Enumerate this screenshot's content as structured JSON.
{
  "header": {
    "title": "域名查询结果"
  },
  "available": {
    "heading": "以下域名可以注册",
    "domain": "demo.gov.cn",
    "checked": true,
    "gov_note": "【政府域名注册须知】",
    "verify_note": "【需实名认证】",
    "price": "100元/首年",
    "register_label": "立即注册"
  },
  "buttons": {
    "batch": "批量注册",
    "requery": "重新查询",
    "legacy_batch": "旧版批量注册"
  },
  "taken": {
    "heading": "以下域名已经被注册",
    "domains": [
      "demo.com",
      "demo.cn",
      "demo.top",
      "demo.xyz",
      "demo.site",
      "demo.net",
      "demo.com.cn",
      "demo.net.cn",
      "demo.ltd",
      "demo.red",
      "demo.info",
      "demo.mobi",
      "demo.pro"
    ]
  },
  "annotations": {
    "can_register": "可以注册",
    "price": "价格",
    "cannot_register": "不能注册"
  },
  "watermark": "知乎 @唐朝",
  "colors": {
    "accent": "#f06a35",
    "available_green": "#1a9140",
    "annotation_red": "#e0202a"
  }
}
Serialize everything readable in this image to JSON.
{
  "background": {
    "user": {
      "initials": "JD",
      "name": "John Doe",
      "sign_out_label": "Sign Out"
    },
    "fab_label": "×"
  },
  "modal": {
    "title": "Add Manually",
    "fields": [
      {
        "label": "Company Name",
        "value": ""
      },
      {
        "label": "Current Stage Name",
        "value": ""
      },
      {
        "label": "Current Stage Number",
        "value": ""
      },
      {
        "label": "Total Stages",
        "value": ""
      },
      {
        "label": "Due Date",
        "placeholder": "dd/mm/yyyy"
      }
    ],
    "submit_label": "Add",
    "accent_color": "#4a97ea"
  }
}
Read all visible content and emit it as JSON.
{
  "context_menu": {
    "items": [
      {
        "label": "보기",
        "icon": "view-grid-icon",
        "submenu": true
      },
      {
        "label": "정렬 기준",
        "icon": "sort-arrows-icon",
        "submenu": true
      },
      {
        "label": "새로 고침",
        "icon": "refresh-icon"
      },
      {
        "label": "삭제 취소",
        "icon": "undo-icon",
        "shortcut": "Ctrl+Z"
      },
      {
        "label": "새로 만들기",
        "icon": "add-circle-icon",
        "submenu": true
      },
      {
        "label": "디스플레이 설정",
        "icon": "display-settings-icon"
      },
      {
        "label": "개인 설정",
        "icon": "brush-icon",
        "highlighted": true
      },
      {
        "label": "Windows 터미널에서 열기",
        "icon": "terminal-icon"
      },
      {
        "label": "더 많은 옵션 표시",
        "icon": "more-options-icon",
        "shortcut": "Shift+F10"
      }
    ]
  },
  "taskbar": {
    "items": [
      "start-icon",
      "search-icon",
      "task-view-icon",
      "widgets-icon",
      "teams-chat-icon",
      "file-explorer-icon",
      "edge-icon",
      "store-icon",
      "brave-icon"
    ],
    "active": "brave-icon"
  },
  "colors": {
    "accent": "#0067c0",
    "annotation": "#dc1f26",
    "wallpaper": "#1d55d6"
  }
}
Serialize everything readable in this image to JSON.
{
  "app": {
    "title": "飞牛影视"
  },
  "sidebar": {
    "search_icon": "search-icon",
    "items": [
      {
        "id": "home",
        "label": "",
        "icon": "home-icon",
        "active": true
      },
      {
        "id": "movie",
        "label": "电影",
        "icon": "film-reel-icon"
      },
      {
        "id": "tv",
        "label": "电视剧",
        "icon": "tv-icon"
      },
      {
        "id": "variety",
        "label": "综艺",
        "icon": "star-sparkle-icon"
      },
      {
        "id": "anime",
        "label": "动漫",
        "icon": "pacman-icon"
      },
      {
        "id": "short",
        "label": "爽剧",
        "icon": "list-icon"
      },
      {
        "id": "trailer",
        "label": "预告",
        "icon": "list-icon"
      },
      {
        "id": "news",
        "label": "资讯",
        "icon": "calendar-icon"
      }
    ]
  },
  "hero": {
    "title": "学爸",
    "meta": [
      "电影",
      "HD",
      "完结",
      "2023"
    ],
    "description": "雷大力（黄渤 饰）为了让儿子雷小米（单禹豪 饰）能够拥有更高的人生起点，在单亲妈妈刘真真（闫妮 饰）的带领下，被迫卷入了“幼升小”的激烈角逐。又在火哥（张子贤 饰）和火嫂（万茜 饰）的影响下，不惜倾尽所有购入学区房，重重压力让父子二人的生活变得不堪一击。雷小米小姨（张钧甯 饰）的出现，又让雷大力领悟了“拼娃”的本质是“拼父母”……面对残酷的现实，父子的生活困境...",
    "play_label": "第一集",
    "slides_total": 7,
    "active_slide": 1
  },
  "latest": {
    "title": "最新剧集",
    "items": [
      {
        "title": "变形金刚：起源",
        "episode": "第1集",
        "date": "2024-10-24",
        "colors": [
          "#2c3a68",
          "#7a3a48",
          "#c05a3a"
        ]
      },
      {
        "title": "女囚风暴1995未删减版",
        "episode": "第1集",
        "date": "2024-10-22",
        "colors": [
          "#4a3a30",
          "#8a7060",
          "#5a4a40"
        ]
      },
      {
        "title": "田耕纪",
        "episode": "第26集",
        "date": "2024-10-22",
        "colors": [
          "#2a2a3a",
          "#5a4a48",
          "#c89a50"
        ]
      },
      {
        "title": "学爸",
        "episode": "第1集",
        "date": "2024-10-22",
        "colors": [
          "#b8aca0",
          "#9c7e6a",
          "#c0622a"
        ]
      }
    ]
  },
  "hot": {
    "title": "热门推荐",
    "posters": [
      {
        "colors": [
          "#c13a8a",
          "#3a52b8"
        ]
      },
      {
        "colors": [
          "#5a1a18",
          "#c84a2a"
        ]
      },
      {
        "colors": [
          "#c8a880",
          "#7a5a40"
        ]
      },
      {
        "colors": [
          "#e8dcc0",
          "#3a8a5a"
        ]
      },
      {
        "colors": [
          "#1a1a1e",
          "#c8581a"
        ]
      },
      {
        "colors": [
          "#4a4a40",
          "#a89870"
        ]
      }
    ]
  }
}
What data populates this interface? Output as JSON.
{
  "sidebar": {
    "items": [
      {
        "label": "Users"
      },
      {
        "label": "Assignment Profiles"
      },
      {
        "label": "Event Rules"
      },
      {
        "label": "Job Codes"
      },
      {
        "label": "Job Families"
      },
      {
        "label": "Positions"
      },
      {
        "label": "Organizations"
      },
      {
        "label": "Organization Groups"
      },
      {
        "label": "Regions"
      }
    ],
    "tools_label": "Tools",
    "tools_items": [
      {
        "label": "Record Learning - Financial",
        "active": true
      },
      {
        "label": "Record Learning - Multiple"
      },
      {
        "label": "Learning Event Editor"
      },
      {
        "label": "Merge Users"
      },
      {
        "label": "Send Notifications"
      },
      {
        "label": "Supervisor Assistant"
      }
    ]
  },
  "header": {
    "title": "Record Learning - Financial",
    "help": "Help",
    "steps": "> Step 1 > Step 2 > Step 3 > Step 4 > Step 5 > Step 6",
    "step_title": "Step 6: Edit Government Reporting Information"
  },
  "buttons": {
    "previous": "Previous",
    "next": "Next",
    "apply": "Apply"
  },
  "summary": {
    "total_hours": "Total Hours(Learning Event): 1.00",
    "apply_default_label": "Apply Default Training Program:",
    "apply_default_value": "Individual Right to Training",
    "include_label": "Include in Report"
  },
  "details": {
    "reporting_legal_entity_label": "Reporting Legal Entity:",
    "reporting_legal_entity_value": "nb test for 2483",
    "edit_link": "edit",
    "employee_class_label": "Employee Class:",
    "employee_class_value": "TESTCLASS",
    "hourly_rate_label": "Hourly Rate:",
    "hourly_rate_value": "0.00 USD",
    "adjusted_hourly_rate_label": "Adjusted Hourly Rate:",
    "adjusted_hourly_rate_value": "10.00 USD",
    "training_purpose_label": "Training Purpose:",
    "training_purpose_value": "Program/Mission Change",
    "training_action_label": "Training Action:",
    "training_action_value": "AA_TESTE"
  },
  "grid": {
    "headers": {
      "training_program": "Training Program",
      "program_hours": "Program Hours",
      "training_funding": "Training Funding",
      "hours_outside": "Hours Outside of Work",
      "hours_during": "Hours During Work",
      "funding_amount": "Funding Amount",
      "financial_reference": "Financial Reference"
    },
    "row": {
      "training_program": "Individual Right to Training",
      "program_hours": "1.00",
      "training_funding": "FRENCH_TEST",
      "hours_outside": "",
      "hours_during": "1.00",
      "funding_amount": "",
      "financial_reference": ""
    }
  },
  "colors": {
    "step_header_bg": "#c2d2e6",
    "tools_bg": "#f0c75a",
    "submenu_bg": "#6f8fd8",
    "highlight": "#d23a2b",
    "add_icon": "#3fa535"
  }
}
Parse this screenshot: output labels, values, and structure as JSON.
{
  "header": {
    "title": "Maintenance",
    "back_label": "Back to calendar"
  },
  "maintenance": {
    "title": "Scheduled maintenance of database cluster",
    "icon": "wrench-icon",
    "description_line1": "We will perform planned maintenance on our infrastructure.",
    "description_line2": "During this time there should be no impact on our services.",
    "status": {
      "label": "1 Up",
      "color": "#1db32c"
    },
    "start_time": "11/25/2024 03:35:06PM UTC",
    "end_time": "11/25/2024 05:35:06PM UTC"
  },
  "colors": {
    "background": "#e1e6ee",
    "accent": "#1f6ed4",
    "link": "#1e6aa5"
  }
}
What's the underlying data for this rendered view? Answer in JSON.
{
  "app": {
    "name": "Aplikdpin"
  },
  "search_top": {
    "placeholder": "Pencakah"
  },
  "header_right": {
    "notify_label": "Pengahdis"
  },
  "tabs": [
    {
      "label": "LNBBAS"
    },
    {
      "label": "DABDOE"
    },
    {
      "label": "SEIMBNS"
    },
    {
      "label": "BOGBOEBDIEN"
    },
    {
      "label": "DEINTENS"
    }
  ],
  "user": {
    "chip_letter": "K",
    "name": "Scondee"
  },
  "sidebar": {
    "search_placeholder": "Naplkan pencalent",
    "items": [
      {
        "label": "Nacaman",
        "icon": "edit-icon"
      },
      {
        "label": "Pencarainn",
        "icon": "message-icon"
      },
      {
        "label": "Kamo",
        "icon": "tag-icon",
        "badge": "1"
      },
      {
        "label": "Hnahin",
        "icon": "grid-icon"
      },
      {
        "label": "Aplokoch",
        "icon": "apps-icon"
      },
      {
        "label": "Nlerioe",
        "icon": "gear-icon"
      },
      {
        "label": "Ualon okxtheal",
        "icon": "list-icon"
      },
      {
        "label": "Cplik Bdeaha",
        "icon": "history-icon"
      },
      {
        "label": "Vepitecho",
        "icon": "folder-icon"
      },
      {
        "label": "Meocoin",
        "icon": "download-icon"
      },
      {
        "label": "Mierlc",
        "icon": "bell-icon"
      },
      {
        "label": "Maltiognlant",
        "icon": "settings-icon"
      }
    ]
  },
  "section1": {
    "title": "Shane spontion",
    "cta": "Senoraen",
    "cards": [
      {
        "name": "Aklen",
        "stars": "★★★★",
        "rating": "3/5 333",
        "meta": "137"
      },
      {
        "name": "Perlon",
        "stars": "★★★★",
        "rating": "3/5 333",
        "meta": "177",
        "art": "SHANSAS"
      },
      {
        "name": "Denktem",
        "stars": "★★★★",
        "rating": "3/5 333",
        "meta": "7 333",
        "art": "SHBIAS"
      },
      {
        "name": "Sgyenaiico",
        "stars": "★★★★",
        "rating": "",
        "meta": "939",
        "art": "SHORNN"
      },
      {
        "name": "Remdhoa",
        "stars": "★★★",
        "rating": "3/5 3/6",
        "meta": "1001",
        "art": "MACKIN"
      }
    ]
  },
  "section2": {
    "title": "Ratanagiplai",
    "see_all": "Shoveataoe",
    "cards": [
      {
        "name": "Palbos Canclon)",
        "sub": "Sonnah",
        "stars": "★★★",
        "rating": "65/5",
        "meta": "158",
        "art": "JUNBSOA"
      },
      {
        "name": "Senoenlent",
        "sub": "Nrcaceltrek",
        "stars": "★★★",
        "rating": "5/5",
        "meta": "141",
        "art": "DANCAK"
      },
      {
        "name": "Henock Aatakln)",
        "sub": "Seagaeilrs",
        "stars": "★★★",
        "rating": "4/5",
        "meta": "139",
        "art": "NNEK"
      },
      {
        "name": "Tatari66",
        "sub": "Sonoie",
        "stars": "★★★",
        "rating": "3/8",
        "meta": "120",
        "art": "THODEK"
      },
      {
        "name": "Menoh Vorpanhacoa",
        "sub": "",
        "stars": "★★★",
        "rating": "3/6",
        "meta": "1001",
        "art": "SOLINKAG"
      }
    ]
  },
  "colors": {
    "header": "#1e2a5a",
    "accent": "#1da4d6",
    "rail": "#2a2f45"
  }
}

________

WHAT YOU NEED TO DO »
Considering only the records above, state the number of lines that include the word "JSON", with nothing added.

WRITTEN RESPONSE »
7